# LISTING:
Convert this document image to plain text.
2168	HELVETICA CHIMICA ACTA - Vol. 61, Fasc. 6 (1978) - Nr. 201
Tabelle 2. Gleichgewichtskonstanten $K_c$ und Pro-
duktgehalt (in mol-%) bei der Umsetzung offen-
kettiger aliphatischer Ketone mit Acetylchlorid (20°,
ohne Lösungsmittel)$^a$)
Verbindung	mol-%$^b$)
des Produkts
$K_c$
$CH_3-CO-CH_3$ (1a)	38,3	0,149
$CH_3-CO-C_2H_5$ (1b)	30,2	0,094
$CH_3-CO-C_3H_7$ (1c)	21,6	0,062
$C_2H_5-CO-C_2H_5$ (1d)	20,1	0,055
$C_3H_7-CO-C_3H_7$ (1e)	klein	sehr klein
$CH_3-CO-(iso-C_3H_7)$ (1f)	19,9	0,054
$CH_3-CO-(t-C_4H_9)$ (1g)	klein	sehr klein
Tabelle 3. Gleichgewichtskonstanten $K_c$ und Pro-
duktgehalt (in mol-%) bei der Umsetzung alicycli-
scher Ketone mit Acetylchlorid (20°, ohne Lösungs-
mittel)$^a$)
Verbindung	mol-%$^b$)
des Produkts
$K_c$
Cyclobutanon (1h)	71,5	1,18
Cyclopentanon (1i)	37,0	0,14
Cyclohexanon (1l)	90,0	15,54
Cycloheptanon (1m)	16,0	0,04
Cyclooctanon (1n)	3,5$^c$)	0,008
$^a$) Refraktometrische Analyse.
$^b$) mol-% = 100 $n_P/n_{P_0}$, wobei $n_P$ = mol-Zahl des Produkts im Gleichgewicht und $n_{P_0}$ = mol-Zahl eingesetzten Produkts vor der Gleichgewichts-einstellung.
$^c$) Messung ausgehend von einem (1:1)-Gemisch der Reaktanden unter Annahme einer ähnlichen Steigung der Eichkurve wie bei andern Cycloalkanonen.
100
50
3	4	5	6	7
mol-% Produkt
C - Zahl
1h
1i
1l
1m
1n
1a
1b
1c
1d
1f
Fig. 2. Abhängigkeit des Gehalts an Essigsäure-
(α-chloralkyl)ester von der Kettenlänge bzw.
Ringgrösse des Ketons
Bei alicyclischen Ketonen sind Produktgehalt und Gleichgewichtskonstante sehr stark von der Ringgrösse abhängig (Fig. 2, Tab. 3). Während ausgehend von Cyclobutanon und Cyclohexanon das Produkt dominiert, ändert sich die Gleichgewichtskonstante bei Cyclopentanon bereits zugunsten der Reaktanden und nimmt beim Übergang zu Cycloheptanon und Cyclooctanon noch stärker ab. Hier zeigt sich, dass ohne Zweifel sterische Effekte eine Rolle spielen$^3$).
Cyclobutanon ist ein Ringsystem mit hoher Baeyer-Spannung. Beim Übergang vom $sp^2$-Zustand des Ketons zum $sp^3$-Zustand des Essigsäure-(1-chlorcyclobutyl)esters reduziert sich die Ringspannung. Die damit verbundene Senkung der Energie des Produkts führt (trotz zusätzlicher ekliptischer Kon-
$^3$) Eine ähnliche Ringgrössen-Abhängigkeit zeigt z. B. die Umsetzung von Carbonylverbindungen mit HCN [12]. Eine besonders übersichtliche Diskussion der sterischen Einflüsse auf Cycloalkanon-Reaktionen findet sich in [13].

# DIRECTIONS FOR THIS TASK:
Scan the data for the word "Acetylchlorid" and copy every line where it shows up.

# WRITTEN RESPONSE:
kettiger aliphatischer Ketone mit Acetylchlorid (20°,
scher Ketone mit Acetylchlorid (20°, ohne Lösungs-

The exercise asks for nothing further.